Data records
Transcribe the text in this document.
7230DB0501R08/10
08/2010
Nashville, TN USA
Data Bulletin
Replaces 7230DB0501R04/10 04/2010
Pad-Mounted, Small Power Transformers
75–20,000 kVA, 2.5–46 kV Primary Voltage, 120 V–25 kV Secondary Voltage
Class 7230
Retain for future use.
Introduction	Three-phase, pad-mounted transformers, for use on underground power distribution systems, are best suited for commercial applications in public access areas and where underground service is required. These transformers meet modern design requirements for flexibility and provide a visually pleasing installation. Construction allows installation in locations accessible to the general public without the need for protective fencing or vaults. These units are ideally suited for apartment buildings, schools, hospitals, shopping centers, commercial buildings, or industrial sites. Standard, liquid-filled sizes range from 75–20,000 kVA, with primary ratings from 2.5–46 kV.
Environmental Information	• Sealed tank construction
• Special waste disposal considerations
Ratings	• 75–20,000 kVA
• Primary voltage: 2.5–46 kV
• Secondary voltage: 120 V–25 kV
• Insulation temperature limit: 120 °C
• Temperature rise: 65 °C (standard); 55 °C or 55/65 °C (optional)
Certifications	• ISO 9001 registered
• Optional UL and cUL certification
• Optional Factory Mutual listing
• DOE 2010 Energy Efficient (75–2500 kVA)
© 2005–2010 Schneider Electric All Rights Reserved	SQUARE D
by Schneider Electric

» **What to work on**: Scan the records above and report how many lines include the word "Schneider", without any other text.

» **Result of the exercise**: 2